* [Task]: Every record must be written out once more, with nothing added or omitted.
::: Data section :::
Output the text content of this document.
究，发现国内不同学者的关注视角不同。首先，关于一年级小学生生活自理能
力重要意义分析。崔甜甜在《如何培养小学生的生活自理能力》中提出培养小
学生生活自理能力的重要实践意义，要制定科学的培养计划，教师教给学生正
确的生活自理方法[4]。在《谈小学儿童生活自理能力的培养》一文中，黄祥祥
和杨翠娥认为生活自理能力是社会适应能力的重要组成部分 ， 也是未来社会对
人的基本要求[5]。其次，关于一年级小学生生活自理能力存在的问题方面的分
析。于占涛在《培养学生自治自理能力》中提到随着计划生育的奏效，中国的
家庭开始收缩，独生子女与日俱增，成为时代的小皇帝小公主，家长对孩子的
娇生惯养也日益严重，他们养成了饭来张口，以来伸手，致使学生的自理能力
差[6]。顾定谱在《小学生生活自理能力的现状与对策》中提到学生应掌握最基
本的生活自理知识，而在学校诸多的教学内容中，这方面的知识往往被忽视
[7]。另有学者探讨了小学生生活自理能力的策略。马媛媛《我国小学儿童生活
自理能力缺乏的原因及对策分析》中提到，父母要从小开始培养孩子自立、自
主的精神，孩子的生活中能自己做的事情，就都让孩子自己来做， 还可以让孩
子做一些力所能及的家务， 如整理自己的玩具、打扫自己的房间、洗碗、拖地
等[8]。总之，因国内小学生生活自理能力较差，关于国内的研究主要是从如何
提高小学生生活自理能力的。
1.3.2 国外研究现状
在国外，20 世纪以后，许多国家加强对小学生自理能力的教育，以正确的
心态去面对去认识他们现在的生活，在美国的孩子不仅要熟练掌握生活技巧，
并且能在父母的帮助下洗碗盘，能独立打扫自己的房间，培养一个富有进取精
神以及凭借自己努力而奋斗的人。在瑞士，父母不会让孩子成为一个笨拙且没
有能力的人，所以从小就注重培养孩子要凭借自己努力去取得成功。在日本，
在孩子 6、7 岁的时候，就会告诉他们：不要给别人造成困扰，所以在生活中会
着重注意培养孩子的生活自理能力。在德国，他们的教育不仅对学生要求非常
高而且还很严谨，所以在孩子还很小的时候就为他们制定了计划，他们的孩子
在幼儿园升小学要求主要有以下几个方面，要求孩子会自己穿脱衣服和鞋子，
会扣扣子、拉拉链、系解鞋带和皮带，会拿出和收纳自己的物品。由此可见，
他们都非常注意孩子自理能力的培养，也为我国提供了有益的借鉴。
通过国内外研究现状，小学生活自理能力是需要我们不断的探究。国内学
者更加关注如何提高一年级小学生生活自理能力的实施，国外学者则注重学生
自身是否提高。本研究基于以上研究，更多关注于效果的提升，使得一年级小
:::
* [Complete output]:
Output the text content of this document.
究，发现国内不同学者的关注视角不同。首先，关于一年级小学生生活自理能
力重要意义分析。崔甜甜在《如何培养小学生的生活自理能力》中提出培养小
学生生活自理能力的重要实践意义，要制定科学的培养计划，教师教给学生正
确的生活自理方法[4]。在《谈小学儿童生活自理能力的培养》一文中，黄祥祥
和杨翠娥认为生活自理能力是社会适应能力的重要组成部分 ， 也是未来社会对
人的基本要求[5]。其次，关于一年级小学生生活自理能力存在的问题方面的分
析。于占涛在《培养学生自治自理能力》中提到随着计划生育的奏效，中国的
家庭开始收缩，独生子女与日俱增，成为时代的小皇帝小公主，家长对孩子的
娇生惯养也日益严重，他们养成了饭来张口，以来伸手，致使学生的自理能力
差[6]。顾定谱在《小学生生活自理能力的现状与对策》中提到学生应掌握最基
本的生活自理知识，而在学校诸多的教学内容中，这方面的知识往往被忽视
[7]。另有学者探讨了小学生生活自理能力的策略。马媛媛《我国小学儿童生活
自理能力缺乏的原因及对策分析》中提到，父母要从小开始培养孩子自立、自
主的精神，孩子的生活中能自己做的事情，就都让孩子自己来做， 还可以让孩
子做一些力所能及的家务， 如整理自己的玩具、打扫自己的房间、洗碗、拖地
等[8]。总之，因国内小学生生活自理能力较差，关于国内的研究主要是从如何
提高小学生生活自理能力的。
1.3.2 国外研究现状
在国外，20 世纪以后，许多国家加强对小学生自理能力的教育，以正确的
心态去面对去认识他们现在的生活，在美国的孩子不仅要熟练掌握生活技巧，
并且能在父母的帮助下洗碗盘，能独立打扫自己的房间，培养一个富有进取精
神以及凭借自己努力而奋斗的人。在瑞士，父母不会让孩子成为一个笨拙且没
有能力的人，所以从小就注重培养孩子要凭借自己努力去取得成功。在日本，
在孩子 6、7 岁的时候，就会告诉他们：不要给别人造成困扰，所以在生活中会
着重注意培养孩子的生活自理能力。在德国，他们的教育不仅对学生要求非常
高而且还很严谨，所以在孩子还很小的时候就为他们制定了计划，他们的孩子
在幼儿园升小学要求主要有以下几个方面，要求孩子会自己穿脱衣服和鞋子，
会扣扣子、拉拉链、系解鞋带和皮带，会拿出和收纳自己的物品。由此可见，
他们都非常注意孩子自理能力的培养，也为我国提供了有益的借鉴。
通过国内外研究现状，小学生活自理能力是需要我们不断的探究。国内学
者更加关注如何提高一年级小学生生活自理能力的实施，国外学者则注重学生
自身是否提高。本研究基于以上研究，更多关注于效果的提升，使得一年级小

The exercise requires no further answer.